[Dataset rows]

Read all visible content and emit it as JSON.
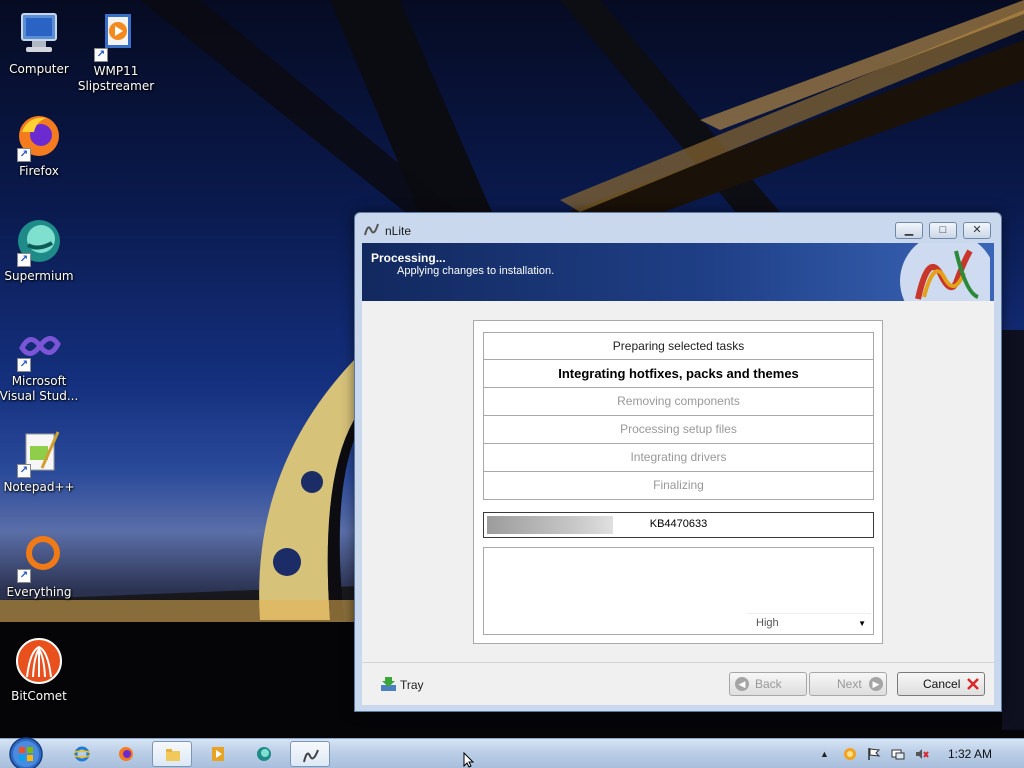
{
  "desktop": {
    "icons": [
      {
        "label": "Computer",
        "icon": "computer-icon"
      },
      {
        "label": "WMP11 Slipstreamer",
        "icon": "wmp-slipstreamer-icon"
      },
      {
        "label": "Firefox",
        "icon": "firefox-icon"
      },
      {
        "label": "Supermium",
        "icon": "supermium-icon"
      },
      {
        "label": "Microsoft Visual Stud...",
        "icon": "visual-studio-icon"
      },
      {
        "label": "Notepad++",
        "icon": "notepad-plus-plus-icon"
      },
      {
        "label": "Everything",
        "icon": "everything-icon"
      },
      {
        "label": "BitComet",
        "icon": "bitcomet-icon"
      }
    ]
  },
  "window": {
    "title": "nLite",
    "controls": {
      "minimize": "minimize-icon",
      "maximize": "maximize-icon",
      "close": "close-icon"
    },
    "header": {
      "title": "Processing...",
      "subtitle": "Applying changes to installation."
    },
    "tasks": [
      {
        "label": "Preparing selected tasks",
        "state": "done"
      },
      {
        "label": "Integrating hotfixes, packs and themes",
        "state": "active"
      },
      {
        "label": "Removing components",
        "state": "pending"
      },
      {
        "label": "Processing setup files",
        "state": "pending"
      },
      {
        "label": "Integrating drivers",
        "state": "pending"
      },
      {
        "label": "Finalizing",
        "state": "pending"
      }
    ],
    "progress": {
      "label": "KB4470633",
      "fraction": 0.33
    },
    "priority": {
      "selected": "High"
    },
    "buttons": {
      "tray": "Tray",
      "back": "Back",
      "next": "Next",
      "cancel": "Cancel"
    }
  },
  "taskbar": {
    "pinned": [
      "internet-explorer-icon",
      "firefox-icon",
      "file-explorer-icon",
      "media-player-icon",
      "supermium-icon",
      "nlite-icon"
    ],
    "clock": "1:32 AM"
  },
  "colors": {
    "header_dark": "#12295f",
    "header_light": "#3b66b8",
    "cancel_x": "#d8282b"
  }
}
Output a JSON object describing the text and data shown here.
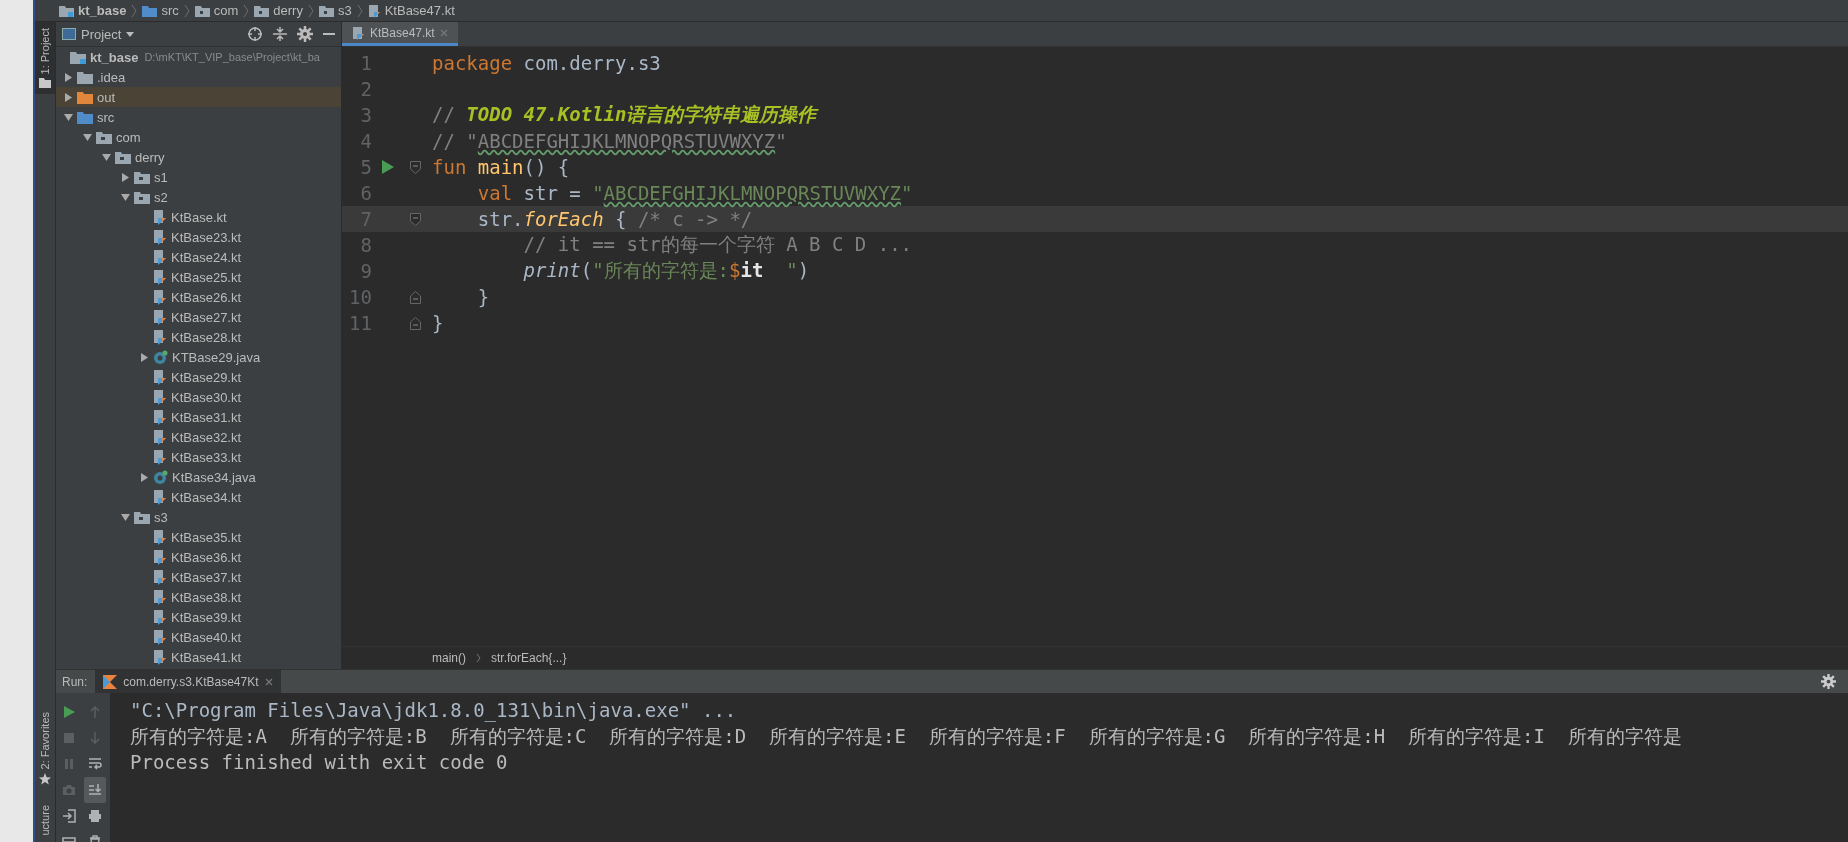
{
  "breadcrumbs": [
    {
      "label": "kt_base",
      "kind": "module"
    },
    {
      "label": "src",
      "kind": "source-folder"
    },
    {
      "label": "com",
      "kind": "package"
    },
    {
      "label": "derry",
      "kind": "package"
    },
    {
      "label": "s3",
      "kind": "package"
    },
    {
      "label": "KtBase47.kt",
      "kind": "kotlin-file"
    }
  ],
  "tool_strip": {
    "top": [
      {
        "label": "1: Project",
        "selected": true
      }
    ],
    "bottom": [
      {
        "label": "2: Favorites",
        "selected": false
      },
      {
        "label": "ucture",
        "selected": false
      }
    ]
  },
  "project": {
    "title": "Project",
    "tree": [
      {
        "label": "kt_base",
        "path": "D:\\mKT\\KT_VIP_base\\Project\\kt_ba",
        "kind": "module",
        "selected": false,
        "children": [
          {
            "label": ".idea",
            "kind": "folder",
            "expanded": false,
            "selected": false
          },
          {
            "label": "out",
            "kind": "excluded-folder",
            "expanded": false,
            "selected": true
          },
          {
            "label": "src",
            "kind": "source-folder",
            "expanded": true,
            "selected": false,
            "children": [
              {
                "label": "com",
                "kind": "package",
                "expanded": true,
                "selected": false,
                "children": [
                  {
                    "label": "derry",
                    "kind": "package",
                    "expanded": true,
                    "selected": false,
                    "children": [
                      {
                        "label": "s1",
                        "kind": "package",
                        "expanded": false,
                        "selected": false
                      },
                      {
                        "label": "s2",
                        "kind": "package",
                        "expanded": true,
                        "selected": false,
                        "children": [
                          {
                            "label": "KtBase.kt",
                            "kind": "kotlin-file",
                            "selected": false
                          },
                          {
                            "label": "KtBase23.kt",
                            "kind": "kotlin-file",
                            "selected": false
                          },
                          {
                            "label": "KtBase24.kt",
                            "kind": "kotlin-file",
                            "selected": false
                          },
                          {
                            "label": "KtBase25.kt",
                            "kind": "kotlin-file",
                            "selected": false
                          },
                          {
                            "label": "KtBase26.kt",
                            "kind": "kotlin-file",
                            "selected": false
                          },
                          {
                            "label": "KtBase27.kt",
                            "kind": "kotlin-file",
                            "selected": false
                          },
                          {
                            "label": "KtBase28.kt",
                            "kind": "kotlin-file",
                            "selected": false
                          },
                          {
                            "label": "KTBase29.java",
                            "kind": "java-class",
                            "expanded": false,
                            "selected": false
                          },
                          {
                            "label": "KtBase29.kt",
                            "kind": "kotlin-file",
                            "selected": false
                          },
                          {
                            "label": "KtBase30.kt",
                            "kind": "kotlin-file",
                            "selected": false
                          },
                          {
                            "label": "KtBase31.kt",
                            "kind": "kotlin-file",
                            "selected": false
                          },
                          {
                            "label": "KtBase32.kt",
                            "kind": "kotlin-file",
                            "selected": false
                          },
                          {
                            "label": "KtBase33.kt",
                            "kind": "kotlin-file",
                            "selected": false
                          },
                          {
                            "label": "KtBase34.java",
                            "kind": "java-class",
                            "expanded": false,
                            "selected": false
                          },
                          {
                            "label": "KtBase34.kt",
                            "kind": "kotlin-file",
                            "selected": false
                          }
                        ]
                      },
                      {
                        "label": "s3",
                        "kind": "package",
                        "expanded": true,
                        "selected": false,
                        "children": [
                          {
                            "label": "KtBase35.kt",
                            "kind": "kotlin-file",
                            "selected": false
                          },
                          {
                            "label": "KtBase36.kt",
                            "kind": "kotlin-file",
                            "selected": false
                          },
                          {
                            "label": "KtBase37.kt",
                            "kind": "kotlin-file",
                            "selected": false
                          },
                          {
                            "label": "KtBase38.kt",
                            "kind": "kotlin-file",
                            "selected": false
                          },
                          {
                            "label": "KtBase39.kt",
                            "kind": "kotlin-file",
                            "selected": false
                          },
                          {
                            "label": "KtBase40.kt",
                            "kind": "kotlin-file",
                            "selected": false
                          },
                          {
                            "label": "KtBase41.kt",
                            "kind": "kotlin-file",
                            "selected": false
                          }
                        ]
                      }
                    ]
                  }
                ]
              }
            ]
          }
        ]
      }
    ]
  },
  "editor": {
    "tabs": [
      {
        "label": "KtBase47.kt",
        "selected": true
      }
    ],
    "lines": [
      {
        "number": "1",
        "current": false,
        "tokens": [
          {
            "text": "package",
            "kind": "keyword"
          },
          {
            "text": " com.derry.s3",
            "kind": "plain"
          }
        ]
      },
      {
        "number": "2",
        "current": false
      },
      {
        "number": "3",
        "current": false,
        "tokens": [
          {
            "text": "// ",
            "kind": "comment"
          },
          {
            "text": "TODO 47.Kotlin语言的字符串遍历操作",
            "kind": "todo"
          }
        ]
      },
      {
        "number": "4",
        "current": false,
        "tokens": [
          {
            "text": "// \"",
            "kind": "comment"
          },
          {
            "text": "ABCDEFGHIJKLMNOPQRSTUVWXYZ",
            "kind": "comment-typo"
          },
          {
            "text": "\"",
            "kind": "comment"
          }
        ]
      },
      {
        "number": "5",
        "current": false,
        "run": true,
        "fold_open": true,
        "tokens": [
          {
            "text": "fun ",
            "kind": "keyword"
          },
          {
            "text": "main",
            "kind": "declaration"
          },
          {
            "text": "() {",
            "kind": "plain"
          }
        ]
      },
      {
        "number": "6",
        "current": false,
        "tokens": [
          {
            "text": "    val",
            "kind": "keyword"
          },
          {
            "text": " str = ",
            "kind": "plain"
          },
          {
            "text": "\"",
            "kind": "string"
          },
          {
            "text": "ABCDEFGHIJKLMNOPQRSTUVWXYZ",
            "kind": "string-typo"
          },
          {
            "text": "\"",
            "kind": "string"
          }
        ]
      },
      {
        "number": "7",
        "current": true,
        "fold_open": true,
        "tokens": [
          {
            "text": "    str.",
            "kind": "plain"
          },
          {
            "text": "forEach",
            "kind": "inline-call"
          },
          {
            "text": " { ",
            "kind": "plain"
          },
          {
            "text": "/* c -> */",
            "kind": "hint"
          }
        ]
      },
      {
        "number": "8",
        "current": false,
        "tokens": [
          {
            "text": "        // it == str的每一个字符 A B C D ...",
            "kind": "comment"
          }
        ]
      },
      {
        "number": "9",
        "current": false,
        "tokens": [
          {
            "text": "        print",
            "kind": "call"
          },
          {
            "text": "(",
            "kind": "plain"
          },
          {
            "text": "\"所有的字符是:",
            "kind": "string"
          },
          {
            "text": "$",
            "kind": "keyword"
          },
          {
            "text": "it",
            "kind": "template"
          },
          {
            "text": "  \"",
            "kind": "string"
          },
          {
            "text": ")",
            "kind": "plain"
          }
        ]
      },
      {
        "number": "10",
        "current": false,
        "fold_close": true,
        "tokens": [
          {
            "text": "    }",
            "kind": "plain"
          }
        ]
      },
      {
        "number": "11",
        "current": false,
        "fold_close": true,
        "tokens": [
          {
            "text": "}",
            "kind": "plain"
          }
        ]
      }
    ],
    "breadcrumbs": [
      "main()",
      "str.forEach{...}"
    ]
  },
  "run": {
    "label": "Run:",
    "tabs": [
      {
        "label": "com.derry.s3.KtBase47Kt",
        "selected": true
      }
    ],
    "toolbar": [
      {
        "kind": "rerun",
        "disabled": false,
        "toggled": false
      },
      {
        "kind": "up",
        "disabled": true,
        "toggled": false
      },
      {
        "kind": "stop",
        "disabled": true,
        "toggled": false
      },
      {
        "kind": "down",
        "disabled": true,
        "toggled": false
      },
      {
        "kind": "pause",
        "disabled": true,
        "toggled": false
      },
      {
        "kind": "wrap",
        "disabled": false,
        "toggled": false
      },
      {
        "kind": "camera",
        "disabled": true,
        "toggled": false
      },
      {
        "kind": "scroll-end",
        "disabled": false,
        "toggled": true
      },
      {
        "kind": "login",
        "disabled": false,
        "toggled": false
      },
      {
        "kind": "print",
        "disabled": false,
        "toggled": false
      },
      {
        "kind": "layout",
        "disabled": false,
        "toggled": false
      },
      {
        "kind": "trash",
        "disabled": false,
        "toggled": false
      }
    ],
    "output": [
      {
        "kind": "command",
        "text": "\"C:\\Program Files\\Java\\jdk1.8.0_131\\bin\\java.exe\" ..."
      },
      {
        "kind": "stdout",
        "text": "所有的字符是:A  所有的字符是:B  所有的字符是:C  所有的字符是:D  所有的字符是:E  所有的字符是:F  所有的字符是:G  所有的字符是:H  所有的字符是:I  所有的字符是"
      },
      {
        "kind": "status",
        "text": "Process finished with exit code 0"
      }
    ]
  }
}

◆ **EXERCISE AIM**
Across the data above, how many lines include the word "JSON"? Give only the count.

◆ **SOLUTION TO THIS PROBLEM**
2